### TASK TO COMPLETE
List each line of the data that holds the word "outline".

BEGIN

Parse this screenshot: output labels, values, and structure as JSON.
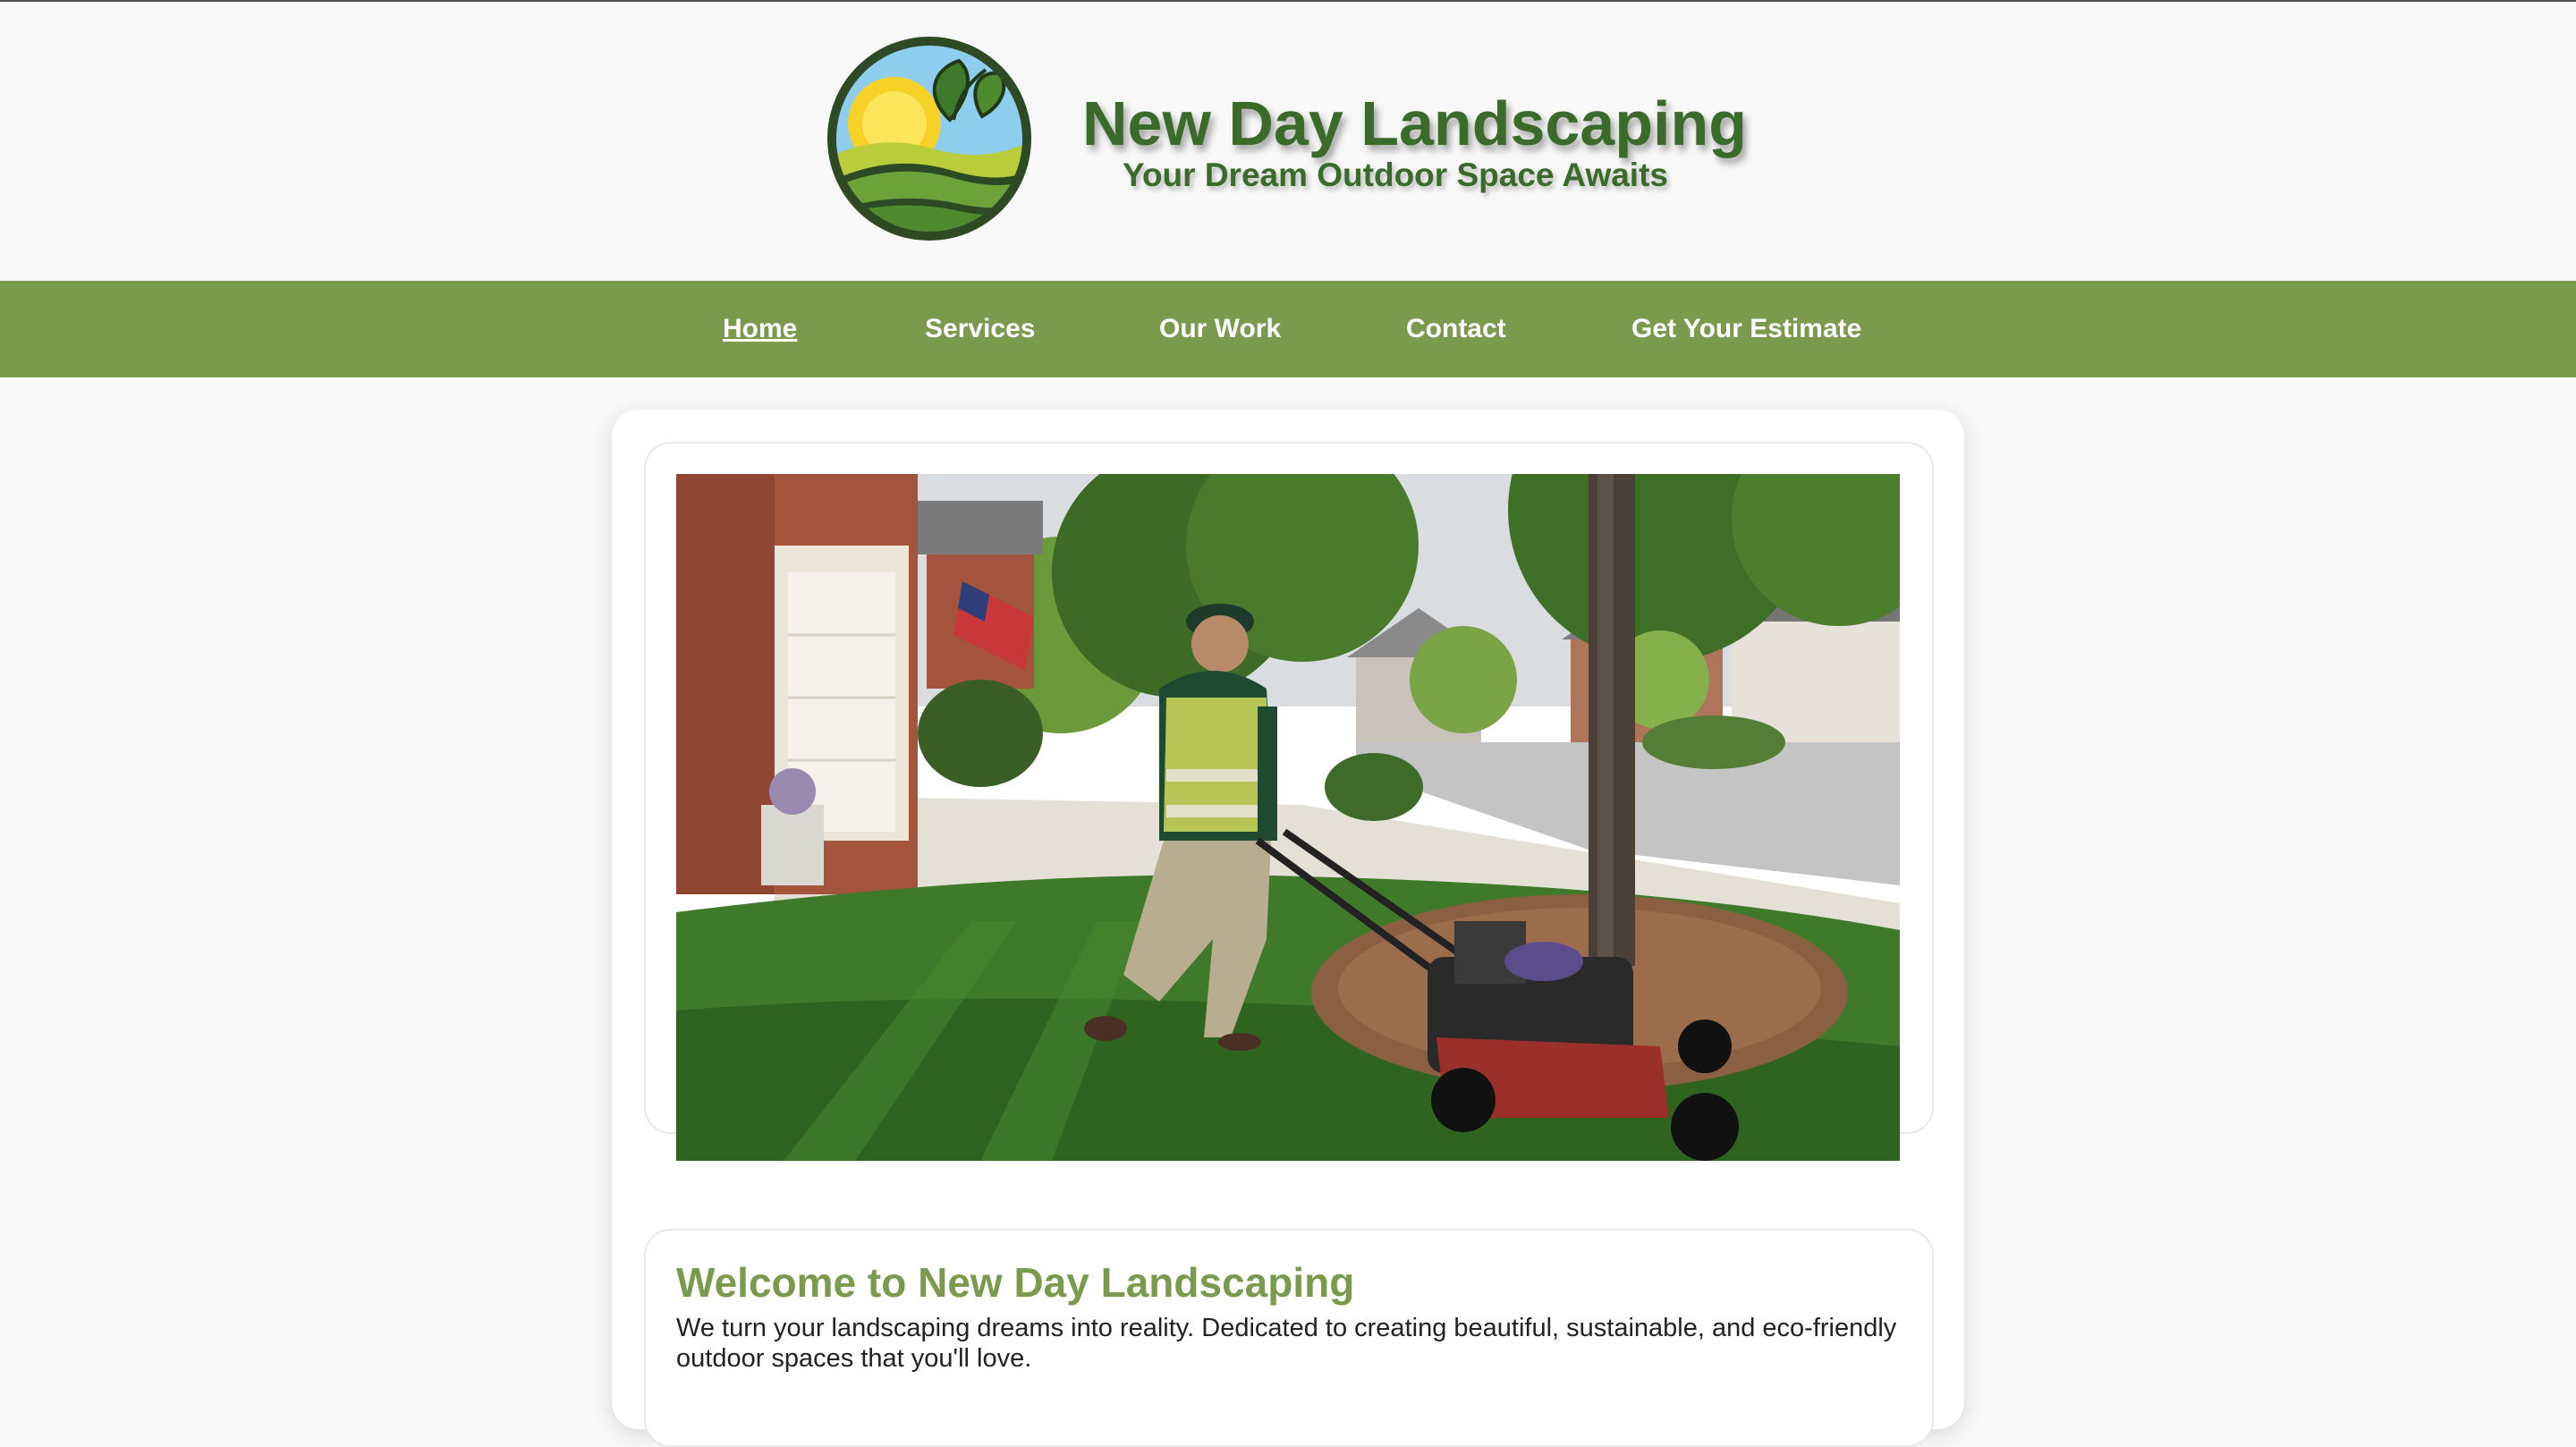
{
  "brand": {
    "title": "New Day Landscaping",
    "tagline": "Your Dream Outdoor Space Awaits",
    "logo_icon": "sun-over-hills-leaf-logo"
  },
  "nav": {
    "items": [
      {
        "label": "Home",
        "active": true
      },
      {
        "label": "Services",
        "active": false
      },
      {
        "label": "Our Work",
        "active": false
      },
      {
        "label": "Contact",
        "active": false
      },
      {
        "label": "Get Your Estimate",
        "active": false
      }
    ]
  },
  "hero": {
    "description_icon": "photo-lawn-mowing"
  },
  "welcome": {
    "heading": "Welcome to New Day Landscaping",
    "body": "We turn your landscaping dreams into reality. Dedicated to creating beautiful, sustainable, and eco-friendly outdoor spaces that you'll love."
  },
  "colors": {
    "brand_green": "#3b6b2a",
    "nav_green": "#7a9a4e",
    "page_bg": "#f8f8f8"
  }
}
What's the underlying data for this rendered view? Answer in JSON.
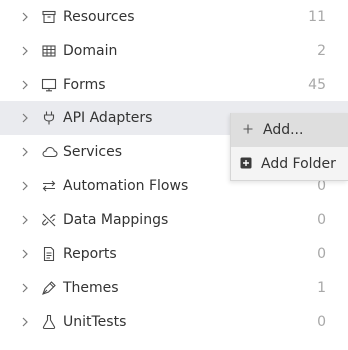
{
  "tree": {
    "items": [
      {
        "label": "Resources",
        "count": "11",
        "icon": "archive-box-icon"
      },
      {
        "label": "Domain",
        "count": "2",
        "icon": "table-grid-icon"
      },
      {
        "label": "Forms",
        "count": "45",
        "icon": "monitor-icon"
      },
      {
        "label": "API Adapters",
        "count": "",
        "icon": "plug-icon"
      },
      {
        "label": "Services",
        "count": "",
        "icon": "cloud-icon"
      },
      {
        "label": "Automation Flows",
        "count": "0",
        "icon": "arrows-exchange-icon"
      },
      {
        "label": "Data Mappings",
        "count": "0",
        "icon": "link-off-icon"
      },
      {
        "label": "Reports",
        "count": "0",
        "icon": "document-icon"
      },
      {
        "label": "Themes",
        "count": "1",
        "icon": "pen-nib-icon"
      },
      {
        "label": "UnitTests",
        "count": "0",
        "icon": "flask-icon"
      }
    ]
  },
  "context_menu": {
    "items": [
      {
        "label": "Add...",
        "icon": "plus-icon"
      },
      {
        "label": "Add Folder",
        "icon": "plus-square-icon"
      }
    ]
  },
  "colors": {
    "highlight_row": "#eaebef",
    "menu_background": "#f4f4f4",
    "menu_active": "#dedede",
    "text": "#333333",
    "count_text": "#a8a8a8"
  }
}
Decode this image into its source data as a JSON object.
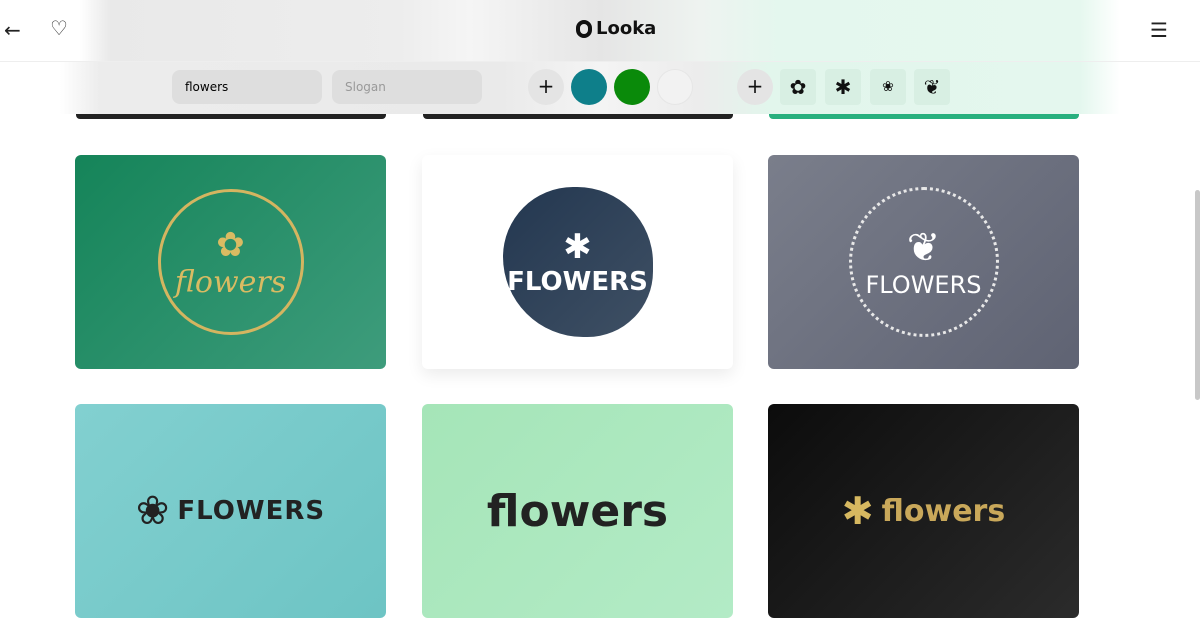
{
  "header": {
    "brand": "Looka",
    "back_icon": "arrow-left-icon",
    "favorite_icon": "heart-icon",
    "menu_icon": "hamburger-menu-icon"
  },
  "toolbar": {
    "name_value": "flowers",
    "slogan_placeholder": "Slogan",
    "colors": [
      "#0e7f8a",
      "#0a8a0a",
      "#f2f2f2"
    ],
    "symbols": [
      "flower-icon",
      "star-flower-icon",
      "rose-outline-icon",
      "rose-icon"
    ]
  },
  "cards": [
    {
      "text": "flowers",
      "bg": "#1f8c65",
      "icon": "flower-icon"
    },
    {
      "text": "FLOWERS",
      "bg": "#ffffff",
      "icon": "star-flower-icon"
    },
    {
      "text": "FLOWERS",
      "bg": "#6d7180",
      "icon": "rose-icon"
    },
    {
      "text": "FLOWERS",
      "bg": "#79cbcb",
      "icon": "rose-outline-icon"
    },
    {
      "text": "flowers",
      "bg": "#aee8bf"
    },
    {
      "text": "flowers",
      "bg": "#151515",
      "icon": "star-flower-icon"
    }
  ]
}
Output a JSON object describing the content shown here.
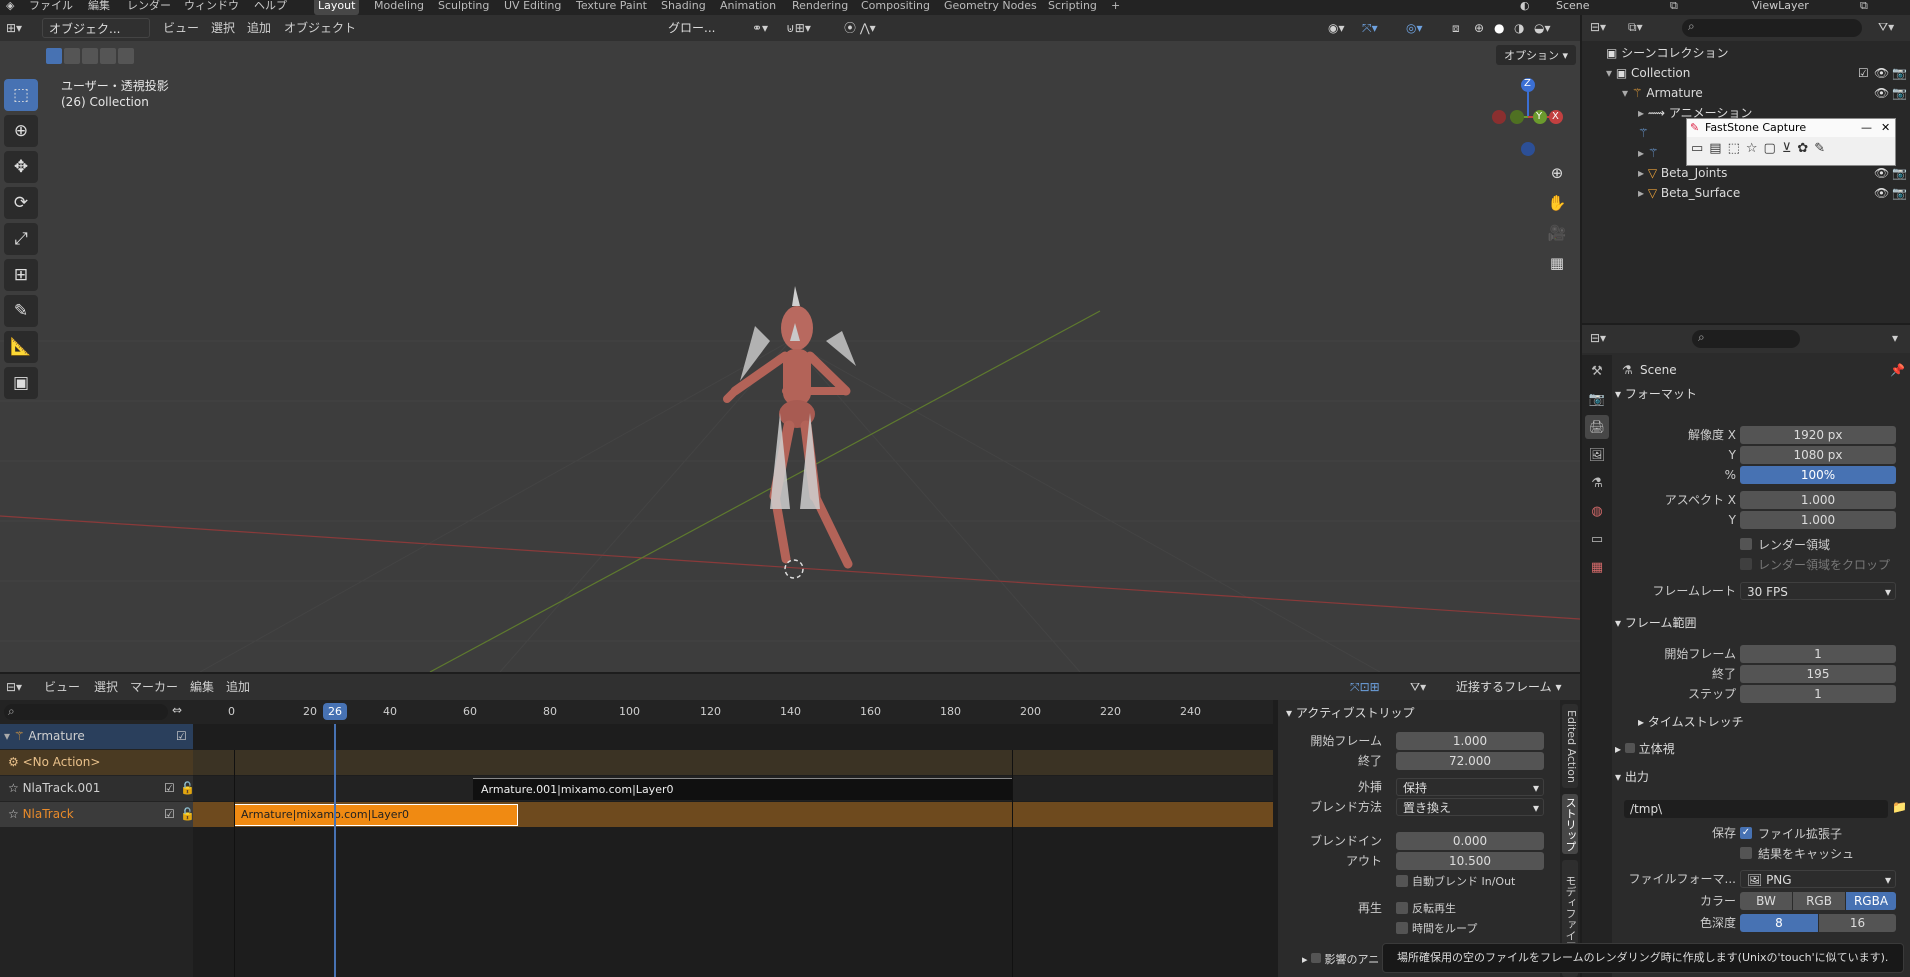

END

### WORKED ANSWER
      "rose-outline-icon",
      "icon": "rose-outline-icon"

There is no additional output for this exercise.